## DATASET:
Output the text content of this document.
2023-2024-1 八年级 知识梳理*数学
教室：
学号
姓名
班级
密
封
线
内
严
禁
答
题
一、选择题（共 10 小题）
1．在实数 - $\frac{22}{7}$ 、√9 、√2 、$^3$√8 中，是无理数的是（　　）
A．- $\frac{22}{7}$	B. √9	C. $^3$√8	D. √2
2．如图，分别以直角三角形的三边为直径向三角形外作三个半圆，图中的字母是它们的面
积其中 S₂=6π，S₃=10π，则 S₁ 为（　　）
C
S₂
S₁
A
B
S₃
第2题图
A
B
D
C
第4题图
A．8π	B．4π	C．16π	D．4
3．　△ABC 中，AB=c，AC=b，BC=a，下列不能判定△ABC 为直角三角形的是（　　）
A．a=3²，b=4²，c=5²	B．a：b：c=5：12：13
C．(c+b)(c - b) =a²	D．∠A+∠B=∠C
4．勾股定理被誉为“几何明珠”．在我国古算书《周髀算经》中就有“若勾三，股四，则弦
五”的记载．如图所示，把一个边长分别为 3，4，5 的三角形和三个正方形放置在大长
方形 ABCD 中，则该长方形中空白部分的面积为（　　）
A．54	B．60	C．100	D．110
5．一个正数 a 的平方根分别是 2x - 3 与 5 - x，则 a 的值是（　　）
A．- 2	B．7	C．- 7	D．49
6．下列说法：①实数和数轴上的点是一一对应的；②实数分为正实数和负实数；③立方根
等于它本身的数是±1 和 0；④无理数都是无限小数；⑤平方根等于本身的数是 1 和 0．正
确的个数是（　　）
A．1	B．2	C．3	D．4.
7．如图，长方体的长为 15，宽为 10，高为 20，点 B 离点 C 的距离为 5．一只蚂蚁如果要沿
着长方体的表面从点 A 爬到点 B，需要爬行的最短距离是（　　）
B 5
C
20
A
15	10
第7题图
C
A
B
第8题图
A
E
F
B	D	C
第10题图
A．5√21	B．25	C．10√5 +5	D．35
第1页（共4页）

## WHAT YOU HAVE TO DO:
All of the data shown above must be copied exactly.

## SOLUTION TO THIS TASK:
Output the text content of this document.
2023-2024-1 八年级 知识梳理*数学
教室：
学号
姓名
班级
密
封
线
内
严
禁
答
题
一、选择题（共 10 小题）
1．在实数 - $\frac{22}{7}$ 、√9 、√2 、$^3$√8 中，是无理数的是（　　）
A．- $\frac{22}{7}$	B. √9	C. $^3$√8	D. √2
2．如图，分别以直角三角形的三边为直径向三角形外作三个半圆，图中的字母是它们的面
积其中 S₂=6π，S₃=10π，则 S₁ 为（　　）
C
S₂
S₁
A
B
S₃
第2题图
A
B
D
C
第4题图
A．8π	B．4π	C．16π	D．4
3．　△ABC 中，AB=c，AC=b，BC=a，下列不能判定△ABC 为直角三角形的是（　　）
A．a=3²，b=4²，c=5²	B．a：b：c=5：12：13
C．(c+b)(c - b) =a²	D．∠A+∠B=∠C
4．勾股定理被誉为“几何明珠”．在我国古算书《周髀算经》中就有“若勾三，股四，则弦
五”的记载．如图所示，把一个边长分别为 3，4，5 的三角形和三个正方形放置在大长
方形 ABCD 中，则该长方形中空白部分的面积为（　　）
A．54	B．60	C．100	D．110
5．一个正数 a 的平方根分别是 2x - 3 与 5 - x，则 a 的值是（　　）
A．- 2	B．7	C．- 7	D．49
6．下列说法：①实数和数轴上的点是一一对应的；②实数分为正实数和负实数；③立方根
等于它本身的数是±1 和 0；④无理数都是无限小数；⑤平方根等于本身的数是 1 和 0．正
确的个数是（　　）
A．1	B．2	C．3	D．4.
7．如图，长方体的长为 15，宽为 10，高为 20，点 B 离点 C 的距离为 5．一只蚂蚁如果要沿
着长方体的表面从点 A 爬到点 B，需要爬行的最短距离是（　　）
B 5
C
20
A
15	10
第7题图
C
A
B
第8题图
A
E
F
B	D	C
第10题图
A．5√21	B．25	C．10√5 +5	D．35
第1页（共4页）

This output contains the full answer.